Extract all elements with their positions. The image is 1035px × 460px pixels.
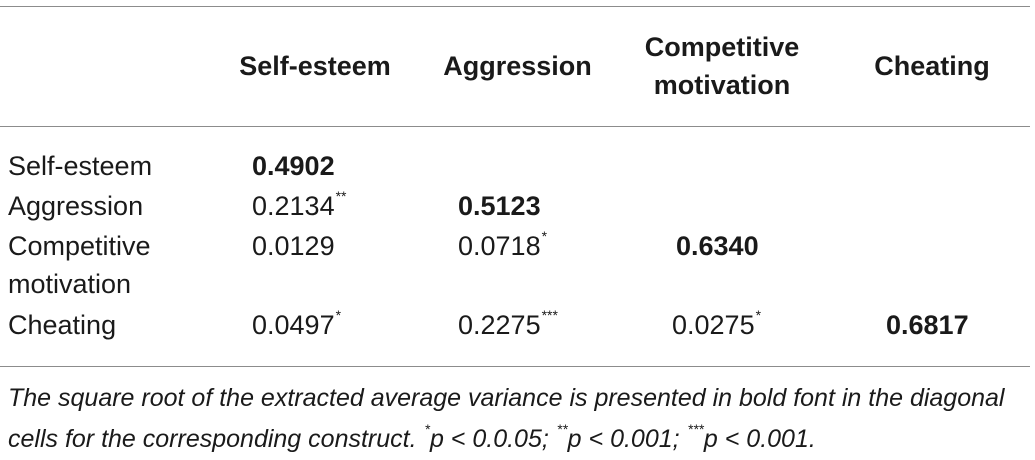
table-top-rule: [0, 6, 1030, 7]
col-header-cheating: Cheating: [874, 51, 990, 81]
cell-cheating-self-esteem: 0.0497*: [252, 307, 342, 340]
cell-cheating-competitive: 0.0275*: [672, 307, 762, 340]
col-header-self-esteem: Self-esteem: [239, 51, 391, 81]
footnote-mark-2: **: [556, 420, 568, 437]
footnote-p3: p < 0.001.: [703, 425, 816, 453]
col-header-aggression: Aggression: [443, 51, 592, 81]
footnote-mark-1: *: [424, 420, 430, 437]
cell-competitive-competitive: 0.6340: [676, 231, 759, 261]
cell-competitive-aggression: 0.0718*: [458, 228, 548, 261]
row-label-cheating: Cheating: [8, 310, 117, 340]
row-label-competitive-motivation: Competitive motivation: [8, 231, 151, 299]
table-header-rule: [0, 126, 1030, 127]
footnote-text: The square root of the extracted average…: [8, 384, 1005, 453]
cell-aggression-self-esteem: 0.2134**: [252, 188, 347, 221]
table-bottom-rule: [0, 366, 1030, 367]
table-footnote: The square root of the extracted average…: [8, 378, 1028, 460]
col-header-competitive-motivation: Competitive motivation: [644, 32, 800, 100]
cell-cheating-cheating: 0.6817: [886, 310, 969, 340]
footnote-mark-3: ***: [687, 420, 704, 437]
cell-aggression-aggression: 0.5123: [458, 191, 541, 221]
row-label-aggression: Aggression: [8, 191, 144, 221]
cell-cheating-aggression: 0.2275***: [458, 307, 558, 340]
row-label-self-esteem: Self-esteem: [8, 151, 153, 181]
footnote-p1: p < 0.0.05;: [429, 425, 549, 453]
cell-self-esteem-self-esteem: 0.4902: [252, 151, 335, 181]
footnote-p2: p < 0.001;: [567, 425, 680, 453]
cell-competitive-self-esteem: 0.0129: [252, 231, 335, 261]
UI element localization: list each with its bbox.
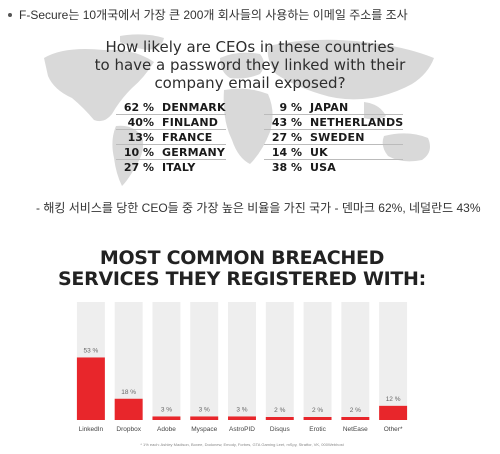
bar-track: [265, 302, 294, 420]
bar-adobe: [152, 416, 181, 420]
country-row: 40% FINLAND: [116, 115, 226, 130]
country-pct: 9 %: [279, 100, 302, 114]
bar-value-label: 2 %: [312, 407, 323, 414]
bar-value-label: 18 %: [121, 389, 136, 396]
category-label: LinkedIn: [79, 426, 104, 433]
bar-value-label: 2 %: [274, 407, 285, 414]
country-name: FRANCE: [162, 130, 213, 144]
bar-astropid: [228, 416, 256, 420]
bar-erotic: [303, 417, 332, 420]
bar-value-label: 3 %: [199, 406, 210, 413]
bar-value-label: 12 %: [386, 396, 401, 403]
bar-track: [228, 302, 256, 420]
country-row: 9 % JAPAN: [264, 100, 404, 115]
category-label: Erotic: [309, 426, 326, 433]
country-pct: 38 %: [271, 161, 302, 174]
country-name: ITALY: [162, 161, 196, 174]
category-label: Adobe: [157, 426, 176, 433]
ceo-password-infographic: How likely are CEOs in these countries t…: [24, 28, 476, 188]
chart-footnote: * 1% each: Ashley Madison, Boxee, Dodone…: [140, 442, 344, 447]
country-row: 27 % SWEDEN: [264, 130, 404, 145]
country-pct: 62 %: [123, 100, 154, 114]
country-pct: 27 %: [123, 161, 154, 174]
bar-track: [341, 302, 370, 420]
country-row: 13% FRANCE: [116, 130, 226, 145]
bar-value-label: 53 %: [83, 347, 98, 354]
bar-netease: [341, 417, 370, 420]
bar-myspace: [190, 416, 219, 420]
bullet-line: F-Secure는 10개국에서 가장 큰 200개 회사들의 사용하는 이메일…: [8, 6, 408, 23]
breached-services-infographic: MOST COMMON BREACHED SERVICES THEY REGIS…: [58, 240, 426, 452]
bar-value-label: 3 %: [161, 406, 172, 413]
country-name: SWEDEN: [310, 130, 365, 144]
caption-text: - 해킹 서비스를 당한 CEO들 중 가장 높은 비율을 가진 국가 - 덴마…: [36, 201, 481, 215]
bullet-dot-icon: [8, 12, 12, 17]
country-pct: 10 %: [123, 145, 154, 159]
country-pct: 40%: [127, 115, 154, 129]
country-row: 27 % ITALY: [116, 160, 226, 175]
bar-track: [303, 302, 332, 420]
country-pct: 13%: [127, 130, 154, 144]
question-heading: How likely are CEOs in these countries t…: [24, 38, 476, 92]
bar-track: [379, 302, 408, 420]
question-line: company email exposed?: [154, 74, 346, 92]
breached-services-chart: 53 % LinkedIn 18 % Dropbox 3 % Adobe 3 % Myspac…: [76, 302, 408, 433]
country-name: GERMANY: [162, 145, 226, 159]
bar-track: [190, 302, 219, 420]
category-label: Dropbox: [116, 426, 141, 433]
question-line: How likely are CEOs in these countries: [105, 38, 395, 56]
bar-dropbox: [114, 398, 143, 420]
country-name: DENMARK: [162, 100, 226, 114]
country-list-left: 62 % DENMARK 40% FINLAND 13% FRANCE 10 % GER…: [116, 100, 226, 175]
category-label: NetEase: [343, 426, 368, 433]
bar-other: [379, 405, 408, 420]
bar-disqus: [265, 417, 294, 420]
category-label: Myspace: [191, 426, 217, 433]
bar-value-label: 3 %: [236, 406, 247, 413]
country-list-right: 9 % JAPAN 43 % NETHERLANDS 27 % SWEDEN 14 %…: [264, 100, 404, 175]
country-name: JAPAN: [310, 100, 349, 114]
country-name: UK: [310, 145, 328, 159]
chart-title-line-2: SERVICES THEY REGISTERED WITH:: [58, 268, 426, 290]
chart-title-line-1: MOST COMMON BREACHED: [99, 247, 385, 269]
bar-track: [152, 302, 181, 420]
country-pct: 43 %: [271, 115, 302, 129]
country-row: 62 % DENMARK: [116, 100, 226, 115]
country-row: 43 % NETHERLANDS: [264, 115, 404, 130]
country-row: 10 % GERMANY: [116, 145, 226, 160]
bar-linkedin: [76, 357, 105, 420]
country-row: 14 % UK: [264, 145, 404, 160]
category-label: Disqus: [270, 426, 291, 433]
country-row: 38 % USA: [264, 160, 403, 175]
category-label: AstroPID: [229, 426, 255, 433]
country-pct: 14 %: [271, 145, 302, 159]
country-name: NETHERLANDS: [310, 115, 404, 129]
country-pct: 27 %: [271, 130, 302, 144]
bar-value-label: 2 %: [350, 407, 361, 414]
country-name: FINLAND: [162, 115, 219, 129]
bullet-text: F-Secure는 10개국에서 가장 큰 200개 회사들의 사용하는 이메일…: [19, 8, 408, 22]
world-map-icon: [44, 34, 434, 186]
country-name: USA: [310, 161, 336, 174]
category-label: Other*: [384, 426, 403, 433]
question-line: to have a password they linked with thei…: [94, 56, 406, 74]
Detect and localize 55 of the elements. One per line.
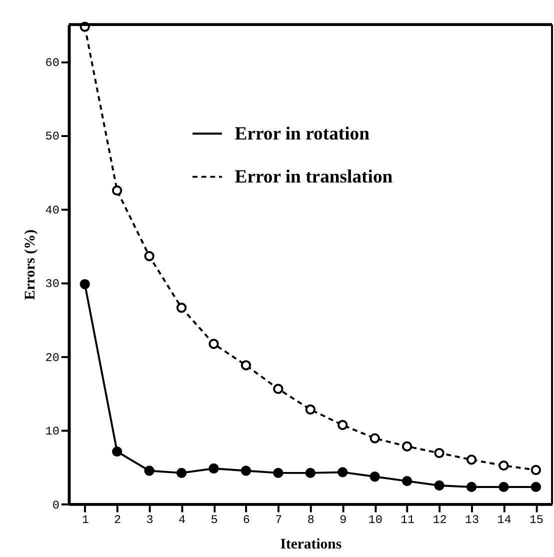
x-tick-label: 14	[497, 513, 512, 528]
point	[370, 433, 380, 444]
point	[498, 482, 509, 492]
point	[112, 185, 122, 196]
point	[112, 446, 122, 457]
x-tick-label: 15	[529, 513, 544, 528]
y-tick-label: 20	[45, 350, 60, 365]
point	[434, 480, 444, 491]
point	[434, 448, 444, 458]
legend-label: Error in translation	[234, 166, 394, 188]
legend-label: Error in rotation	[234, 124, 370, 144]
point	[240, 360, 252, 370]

^^^^^^^^

▶ Exercise description
Copy out all of the data above line by line, leaving out the pictures.

▶ Written reply
Extract all elements with their positions. The image is 1035px × 460px pixels.
table-top-rule: [0, 6, 1030, 7]
col-header-cheating: Cheating: [874, 51, 990, 81]
cell-cheating-self-esteem: 0.0497*: [252, 307, 342, 340]
cell-cheating-competitive: 0.0275*: [672, 307, 762, 340]
col-header-self-esteem: Self-esteem: [239, 51, 391, 81]
footnote-mark-2: **: [556, 420, 568, 437]
footnote-p3: p < 0.001.: [703, 425, 816, 453]
col-header-aggression: Aggression: [443, 51, 592, 81]
footnote-mark-1: *: [424, 420, 430, 437]
cell-competitive-competitive: 0.6340: [676, 231, 759, 261]
cell-competitive-aggression: 0.0718*: [458, 228, 548, 261]
row-label-cheating: Cheating: [8, 310, 117, 340]
row-label-competitive-motivation: Competitive motivation: [8, 231, 151, 299]
table-header-rule: [0, 126, 1030, 127]
footnote-text: The square root of the extracted average…: [8, 384, 1005, 453]
cell-aggression-self-esteem: 0.2134**: [252, 188, 347, 221]
table-bottom-rule: [0, 366, 1030, 367]
table-footnote: The square root of the extracted average…: [8, 378, 1028, 460]
col-header-competitive-motivation: Competitive motivation: [644, 32, 800, 100]
cell-cheating-cheating: 0.6817: [886, 310, 969, 340]
footnote-mark-3: ***: [687, 420, 704, 437]
cell-aggression-aggression: 0.5123: [458, 191, 541, 221]
row-label-aggression: Aggression: [8, 191, 144, 221]
cell-cheating-aggression: 0.2275***: [458, 307, 558, 340]
row-label-self-esteem: Self-esteem: [8, 151, 153, 181]
footnote-p1: p < 0.0.05;: [429, 425, 549, 453]
cell-self-esteem-self-esteem: 0.4902: [252, 151, 335, 181]
footnote-p2: p < 0.001;: [567, 425, 680, 453]
cell-competitive-self-esteem: 0.0129: [252, 231, 335, 261]
UI element localization: list each with its bbox.
bar-track: [265, 302, 294, 420]
bar-adobe: [152, 416, 181, 420]
country-row: 40% FINLAND: [116, 115, 226, 130]
country-pct: 9 %: [279, 100, 302, 114]
bar-value-label: 2 %: [312, 407, 323, 414]
bar-value-label: 18 %: [121, 389, 136, 396]
category-label: LinkedIn: [79, 426, 104, 433]
bar-value-label: 2 %: [274, 407, 285, 414]
country-name: FRANCE: [162, 130, 213, 144]
bar-astropid: [228, 416, 256, 420]
bar-erotic: [303, 417, 332, 420]
bar-value-label: 3 %: [199, 406, 210, 413]
bar-value-label: 12 %: [386, 396, 401, 403]
bar-track: [228, 302, 256, 420]
country-row: 9 % JAPAN: [264, 100, 404, 115]
category-label: Erotic: [309, 426, 326, 433]
country-pct: 38 %: [271, 161, 302, 174]
country-name: ITALY: [162, 161, 196, 174]
category-label: Adobe: [157, 426, 176, 433]
ceo-password-infographic: How likely are CEOs in these countries t…: [24, 28, 476, 188]
chart-footnote: * 1% each: Ashley Madison, Boxee, Dodone…: [140, 442, 344, 447]
country-row: 27 % SWEDEN: [264, 130, 404, 145]
country-pct: 62 %: [123, 100, 154, 114]
country-pct: 27 %: [123, 161, 154, 174]
bar-track: [341, 302, 370, 420]
country-row: 13% FRANCE: [116, 130, 226, 145]
bar-value-label: 53 %: [83, 347, 98, 354]
bar-netease: [341, 417, 370, 420]
bar-myspace: [190, 416, 219, 420]
bullet-line: F-Secure는 10개국에서 가장 큰 200개 회사들의 사용하는 이메일…: [8, 6, 408, 23]
breached-services-infographic: MOST COMMON BREACHED SERVICES THEY REGIS…: [58, 240, 426, 452]
bar-value-label: 3 %: [161, 406, 172, 413]
country-name: SWEDEN: [310, 130, 365, 144]
caption-text: - 해킹 서비스를 당한 CEO들 중 가장 높은 비율을 가진 국가 - 덴마…: [36, 201, 481, 215]
bullet-dot-icon: [8, 12, 12, 17]
country-pct: 10 %: [123, 145, 154, 159]
country-pct: 40%: [127, 115, 154, 129]
country-row: 27 % ITALY: [116, 160, 226, 175]
bar-track: [303, 302, 332, 420]
country-pct: 13%: [127, 130, 154, 144]
question-heading: How likely are CEOs in these countries t…: [24, 38, 476, 92]
bar-track: [379, 302, 408, 420]
question-line: company email exposed?: [154, 74, 346, 92]
breached-services-chart: 53 % LinkedIn 18 % Dropbox 3 % Adobe 3 % Myspac…: [76, 302, 408, 433]
country-name: GERMANY: [162, 145, 226, 159]
bar-track: [190, 302, 219, 420]
category-label: Dropbox: [116, 426, 141, 433]
question-line: How likely are CEOs in these countries: [105, 38, 395, 56]
bar-dropbox: [114, 398, 143, 420]
country-name: DENMARK: [162, 100, 226, 114]
country-list-left: 62 % DENMARK 40% FINLAND 13% FRANCE 10 % GER…: [116, 100, 226, 175]
category-label: NetEase: [343, 426, 368, 433]
bar-other: [379, 405, 408, 420]
bar-disqus: [265, 417, 294, 420]
category-label: Myspace: [191, 426, 217, 433]
bar-value-label: 3 %: [236, 406, 247, 413]
country-list-right: 9 % JAPAN 43 % NETHERLANDS 27 % SWEDEN 14 %…: [264, 100, 404, 175]
country-name: JAPAN: [310, 100, 349, 114]
country-name: UK: [310, 145, 328, 159]
chart-title-line-2: SERVICES THEY REGISTERED WITH:: [58, 268, 426, 290]
chart-title-line-1: MOST COMMON BREACHED: [99, 247, 385, 269]
bar-track: [152, 302, 181, 420]
country-pct: 43 %: [271, 115, 302, 129]
country-row: 62 % DENMARK: [116, 100, 226, 115]
country-row: 43 % NETHERLANDS: [264, 115, 404, 130]
country-row: 10 % GERMANY: [116, 145, 226, 160]
bar-linkedin: [76, 357, 105, 420]
country-row: 14 % UK: [264, 145, 404, 160]
category-label: Disqus: [270, 426, 291, 433]
country-row: 38 % USA: [264, 160, 403, 175]
category-label: AstroPID: [229, 426, 255, 433]
country-pct: 14 %: [271, 145, 302, 159]
country-name: NETHERLANDS: [310, 115, 404, 129]
country-pct: 27 %: [271, 130, 302, 144]
bar-value-label: 2 %: [350, 407, 361, 414]
country-name: FINLAND: [162, 115, 219, 129]
bullet-text: F-Secure는 10개국에서 가장 큰 200개 회사들의 사용하는 이메일…: [19, 8, 408, 22]
world-map-icon: [44, 34, 434, 186]
country-name: USA: [310, 161, 336, 174]
category-label: Other*: [384, 426, 403, 433]
question-line: to have a password they linked with thei…: [94, 56, 406, 74]
Detect and localize 55 of the elements. One per line.
x-tick-label: 14	[497, 513, 512, 528]
point	[370, 433, 380, 444]
point	[498, 482, 509, 492]
point	[112, 185, 122, 196]
point	[112, 446, 122, 457]
x-tick-label: 15	[529, 513, 544, 528]
y-tick-label: 20	[45, 350, 60, 365]
point	[434, 480, 444, 491]
point	[434, 448, 444, 458]
legend-label: Error in translation	[234, 166, 394, 188]
legend-label: Error in rotation	[234, 124, 370, 144]
point	[240, 360, 252, 370]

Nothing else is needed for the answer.